GIVEN EXERCISE
Return each line of the material verbatim.

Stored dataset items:

** BEGIN **

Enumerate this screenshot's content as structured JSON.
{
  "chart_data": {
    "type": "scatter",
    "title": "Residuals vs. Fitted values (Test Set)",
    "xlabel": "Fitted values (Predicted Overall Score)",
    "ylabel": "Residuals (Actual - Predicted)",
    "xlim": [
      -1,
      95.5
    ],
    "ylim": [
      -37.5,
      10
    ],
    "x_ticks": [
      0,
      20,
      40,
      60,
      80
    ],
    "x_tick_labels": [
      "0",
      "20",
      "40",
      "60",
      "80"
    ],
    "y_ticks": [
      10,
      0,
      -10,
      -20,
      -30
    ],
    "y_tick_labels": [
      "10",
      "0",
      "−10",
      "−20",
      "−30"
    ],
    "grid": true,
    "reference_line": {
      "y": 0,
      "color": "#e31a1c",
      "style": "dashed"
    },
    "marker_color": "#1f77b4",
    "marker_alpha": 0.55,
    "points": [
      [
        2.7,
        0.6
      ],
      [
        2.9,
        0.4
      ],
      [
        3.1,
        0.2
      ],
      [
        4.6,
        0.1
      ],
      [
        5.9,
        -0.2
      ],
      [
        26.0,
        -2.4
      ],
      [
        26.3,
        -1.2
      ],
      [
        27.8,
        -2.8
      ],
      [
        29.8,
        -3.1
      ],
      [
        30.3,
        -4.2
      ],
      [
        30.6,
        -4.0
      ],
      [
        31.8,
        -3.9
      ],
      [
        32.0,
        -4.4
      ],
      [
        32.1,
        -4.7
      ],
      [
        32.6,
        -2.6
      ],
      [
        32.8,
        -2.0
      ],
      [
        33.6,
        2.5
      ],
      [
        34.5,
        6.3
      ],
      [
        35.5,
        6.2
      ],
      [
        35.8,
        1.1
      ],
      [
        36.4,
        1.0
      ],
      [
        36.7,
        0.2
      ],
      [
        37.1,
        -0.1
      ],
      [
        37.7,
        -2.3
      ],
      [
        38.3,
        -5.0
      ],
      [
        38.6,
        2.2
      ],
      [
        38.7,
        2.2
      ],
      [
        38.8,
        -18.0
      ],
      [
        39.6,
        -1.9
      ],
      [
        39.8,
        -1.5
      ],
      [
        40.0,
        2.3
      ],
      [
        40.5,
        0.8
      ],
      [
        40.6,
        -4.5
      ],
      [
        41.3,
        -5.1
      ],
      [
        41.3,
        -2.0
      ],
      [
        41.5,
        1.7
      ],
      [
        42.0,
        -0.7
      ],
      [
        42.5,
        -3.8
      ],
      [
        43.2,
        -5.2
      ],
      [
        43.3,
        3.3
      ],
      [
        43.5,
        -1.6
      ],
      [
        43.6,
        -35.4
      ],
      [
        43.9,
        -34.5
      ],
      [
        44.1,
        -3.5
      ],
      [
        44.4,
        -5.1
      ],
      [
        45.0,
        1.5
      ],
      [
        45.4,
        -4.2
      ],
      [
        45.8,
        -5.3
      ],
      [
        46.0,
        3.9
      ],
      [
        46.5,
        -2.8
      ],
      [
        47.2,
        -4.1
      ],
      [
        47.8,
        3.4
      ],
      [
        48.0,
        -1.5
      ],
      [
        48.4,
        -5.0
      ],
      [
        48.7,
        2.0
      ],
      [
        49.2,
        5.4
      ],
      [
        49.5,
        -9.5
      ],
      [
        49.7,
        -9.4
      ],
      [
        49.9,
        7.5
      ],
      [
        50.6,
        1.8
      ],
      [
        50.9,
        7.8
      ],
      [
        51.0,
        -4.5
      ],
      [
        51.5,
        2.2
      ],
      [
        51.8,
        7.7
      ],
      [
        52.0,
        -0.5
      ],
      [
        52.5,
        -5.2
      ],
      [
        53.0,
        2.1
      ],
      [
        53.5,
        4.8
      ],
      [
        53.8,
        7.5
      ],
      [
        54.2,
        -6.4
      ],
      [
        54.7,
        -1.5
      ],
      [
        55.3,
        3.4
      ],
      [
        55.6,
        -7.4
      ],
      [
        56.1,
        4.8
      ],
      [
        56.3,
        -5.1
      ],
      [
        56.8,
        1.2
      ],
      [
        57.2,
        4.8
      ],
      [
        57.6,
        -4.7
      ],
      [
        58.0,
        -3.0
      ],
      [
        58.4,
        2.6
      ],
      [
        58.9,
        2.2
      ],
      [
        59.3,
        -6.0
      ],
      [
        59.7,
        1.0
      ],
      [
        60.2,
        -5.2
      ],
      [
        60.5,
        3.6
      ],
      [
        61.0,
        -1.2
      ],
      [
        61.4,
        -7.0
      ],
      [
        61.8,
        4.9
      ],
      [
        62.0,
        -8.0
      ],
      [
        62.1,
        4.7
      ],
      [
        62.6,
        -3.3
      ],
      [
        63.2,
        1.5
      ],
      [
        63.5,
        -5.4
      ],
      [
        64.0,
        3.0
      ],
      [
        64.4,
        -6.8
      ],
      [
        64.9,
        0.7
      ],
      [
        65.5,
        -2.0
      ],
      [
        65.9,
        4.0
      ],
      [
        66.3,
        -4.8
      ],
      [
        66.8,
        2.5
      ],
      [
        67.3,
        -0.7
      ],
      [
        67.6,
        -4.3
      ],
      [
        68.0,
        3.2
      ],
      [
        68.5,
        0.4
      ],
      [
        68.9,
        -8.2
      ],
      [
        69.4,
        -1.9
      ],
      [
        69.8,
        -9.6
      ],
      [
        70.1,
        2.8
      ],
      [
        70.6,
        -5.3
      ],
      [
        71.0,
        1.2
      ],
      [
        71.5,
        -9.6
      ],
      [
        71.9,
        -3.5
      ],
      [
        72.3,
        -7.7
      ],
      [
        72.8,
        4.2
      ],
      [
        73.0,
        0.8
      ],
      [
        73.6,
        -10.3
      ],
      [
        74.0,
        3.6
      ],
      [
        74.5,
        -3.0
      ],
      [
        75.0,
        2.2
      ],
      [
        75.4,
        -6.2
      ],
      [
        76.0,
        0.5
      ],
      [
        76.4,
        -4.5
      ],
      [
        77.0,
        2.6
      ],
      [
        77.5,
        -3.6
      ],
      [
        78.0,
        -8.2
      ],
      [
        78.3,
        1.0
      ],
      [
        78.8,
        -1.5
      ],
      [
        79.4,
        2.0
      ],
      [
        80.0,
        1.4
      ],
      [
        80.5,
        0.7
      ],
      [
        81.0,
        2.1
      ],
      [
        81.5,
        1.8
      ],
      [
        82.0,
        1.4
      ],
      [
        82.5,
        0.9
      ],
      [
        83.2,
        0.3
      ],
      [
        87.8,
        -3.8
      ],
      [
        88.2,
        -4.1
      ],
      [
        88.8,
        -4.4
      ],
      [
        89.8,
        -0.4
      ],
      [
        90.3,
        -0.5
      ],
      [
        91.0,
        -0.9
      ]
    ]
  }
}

** END **

RESULT OF THIS TASK
Enumerate this screenshot's content as structured JSON.
{
  "chart_data": {
    "type": "scatter",
    "title": "Residuals vs. Fitted values (Test Set)",
    "xlabel": "Fitted values (Predicted Overall Score)",
    "ylabel": "Residuals (Actual - Predicted)",
    "xlim": [
      -1,
      95.5
    ],
    "ylim": [
      -37.5,
      10
    ],
    "x_ticks": [
      0,
      20,
      40,
      60,
      80
    ],
    "x_tick_labels": [
      "0",
      "20",
      "40",
      "60",
      "80"
    ],
    "y_ticks": [
      10,
      0,
      -10,
      -20,
      -30
    ],
    "y_tick_labels": [
      "10",
      "0",
      "−10",
      "−20",
      "−30"
    ],
    "grid": true,
    "reference_line": {
      "y": 0,
      "color": "#e31a1c",
      "style": "dashed"
    },
    "marker_color": "#1f77b4",
    "marker_alpha": 0.55,
    "points": [
      [
        2.7,
        0.6
      ],
      [
        2.9,
        0.4
      ],
      [
        3.1,
        0.2
      ],
      [
        4.6,
        0.1
      ],
      [
        5.9,
        -0.2
      ],
      [
        26.0,
        -2.4
      ],
      [
        26.3,
        -1.2
      ],
      [
        27.8,
        -2.8
      ],
      [
        29.8,
        -3.1
      ],
      [
        30.3,
        -4.2
      ],
      [
        30.6,
        -4.0
      ],
      [
        31.8,
        -3.9
      ],
      [
        32.0,
        -4.4
      ],
      [
        32.1,
        -4.7
      ],
      [
        32.6,
        -2.6
      ],
      [
        32.8,
        -2.0
      ],
      [
        33.6,
        2.5
      ],
      [
        34.5,
        6.3
      ],
      [
        35.5,
        6.2
      ],
      [
        35.8,
        1.1
      ],
      [
        36.4,
        1.0
      ],
      [
        36.7,
        0.2
      ],
      [
        37.1,
        -0.1
      ],
      [
        37.7,
        -2.3
      ],
      [
        38.3,
        -5.0
      ],
      [
        38.6,
        2.2
      ],
      [
        38.7,
        2.2
      ],
      [
        38.8,
        -18.0
      ],
      [
        39.6,
        -1.9
      ],
      [
        39.8,
        -1.5
      ],
      [
        40.0,
        2.3
      ],
      [
        40.5,
        0.8
      ],
      [
        40.6,
        -4.5
      ],
      [
        41.3,
        -5.1
      ],
      [
        41.3,
        -2.0
      ],
      [
        41.5,
        1.7
      ],
      [
        42.0,
        -0.7
      ],
      [
        42.5,
        -3.8
      ],
      [
        43.2,
        -5.2
      ],
      [
        43.3,
        3.3
      ],
      [
        43.5,
        -1.6
      ],
      [
        43.6,
        -35.4
      ],
      [
        43.9,
        -34.5
      ],
      [
        44.1,
        -3.5
      ],
      [
        44.4,
        -5.1
      ],
      [
        45.0,
        1.5
      ],
      [
        45.4,
        -4.2
      ],
      [
        45.8,
        -5.3
      ],
      [
        46.0,
        3.9
      ],
      [
        46.5,
        -2.8
      ],
      [
        47.2,
        -4.1
      ],
      [
        47.8,
        3.4
      ],
      [
        48.0,
        -1.5
      ],
      [
        48.4,
        -5.0
      ],
      [
        48.7,
        2.0
      ],
      [
        49.2,
        5.4
      ],
      [
        49.5,
        -9.5
      ],
      [
        49.7,
        -9.4
      ],
      [
        49.9,
        7.5
      ],
      [
        50.6,
        1.8
      ],
      [
        50.9,
        7.8
      ],
      [
        51.0,
        -4.5
      ],
      [
        51.5,
        2.2
      ],
      [
        51.8,
        7.7
      ],
      [
        52.0,
        -0.5
      ],
      [
        52.5,
        -5.2
      ],
      [
        53.0,
        2.1
      ],
      [
        53.5,
        4.8
      ],
      [
        53.8,
        7.5
      ],
      [
        54.2,
        -6.4
      ],
      [
        54.7,
        -1.5
      ],
      [
        55.3,
        3.4
      ],
      [
        55.6,
        -7.4
      ],
      [
        56.1,
        4.8
      ],
      [
        56.3,
        -5.1
      ],
      [
        56.8,
        1.2
      ],
      [
        57.2,
        4.8
      ],
      [
        57.6,
        -4.7
      ],
      [
        58.0,
        -3.0
      ],
      [
        58.4,
        2.6
      ],
      [
        58.9,
        2.2
      ],
      [
        59.3,
        -6.0
      ],
      [
        59.7,
        1.0
      ],
      [
        60.2,
        -5.2
      ],
      [
        60.5,
        3.6
      ],
      [
        61.0,
        -1.2
      ],
      [
        61.4,
        -7.0
      ],
      [
        61.8,
        4.9
      ],
      [
        62.0,
        -8.0
      ],
      [
        62.1,
        4.7
      ],
      [
        62.6,
        -3.3
      ],
      [
        63.2,
        1.5
      ],
      [
        63.5,
        -5.4
      ],
      [
        64.0,
        3.0
      ],
      [
        64.4,
        -6.8
      ],
      [
        64.9,
        0.7
      ],
      [
        65.5,
        -2.0
      ],
      [
        65.9,
        4.0
      ],
      [
        66.3,
        -4.8
      ],
      [
        66.8,
        2.5
      ],
      [
        67.3,
        -0.7
      ],
      [
        67.6,
        -4.3
      ],
      [
        68.0,
        3.2
      ],
      [
        68.5,
        0.4
      ],
      [
        68.9,
        -8.2
      ],
      [
        69.4,
        -1.9
      ],
      [
        69.8,
        -9.6
      ],
      [
        70.1,
        2.8
      ],
      [
        70.6,
        -5.3
      ],
      [
        71.0,
        1.2
      ],
      [
        71.5,
        -9.6
      ],
      [
        71.9,
        -3.5
      ],
      [
        72.3,
        -7.7
      ],
      [
        72.8,
        4.2
      ],
      [
        73.0,
        0.8
      ],
      [
        73.6,
        -10.3
      ],
      [
        74.0,
        3.6
      ],
      [
        74.5,
        -3.0
      ],
      [
        75.0,
        2.2
      ],
      [
        75.4,
        -6.2
      ],
      [
        76.0,
        0.5
      ],
      [
        76.4,
        -4.5
      ],
      [
        77.0,
        2.6
      ],
      [
        77.5,
        -3.6
      ],
      [
        78.0,
        -8.2
      ],
      [
        78.3,
        1.0
      ],
      [
        78.8,
        -1.5
      ],
      [
        79.4,
        2.0
      ],
      [
        80.0,
        1.4
      ],
      [
        80.5,
        0.7
      ],
      [
        81.0,
        2.1
      ],
      [
        81.5,
        1.8
      ],
      [
        82.0,
        1.4
      ],
      [
        82.5,
        0.9
      ],
      [
        83.2,
        0.3
      ],
      [
        87.8,
        -3.8
      ],
      [
        88.2,
        -4.1
      ],
      [
        88.8,
        -4.4
      ],
      [
        89.8,
        -0.4
      ],
      [
        90.3,
        -0.5
      ],
      [
        91.0,
        -0.9
      ]
    ]
  }
}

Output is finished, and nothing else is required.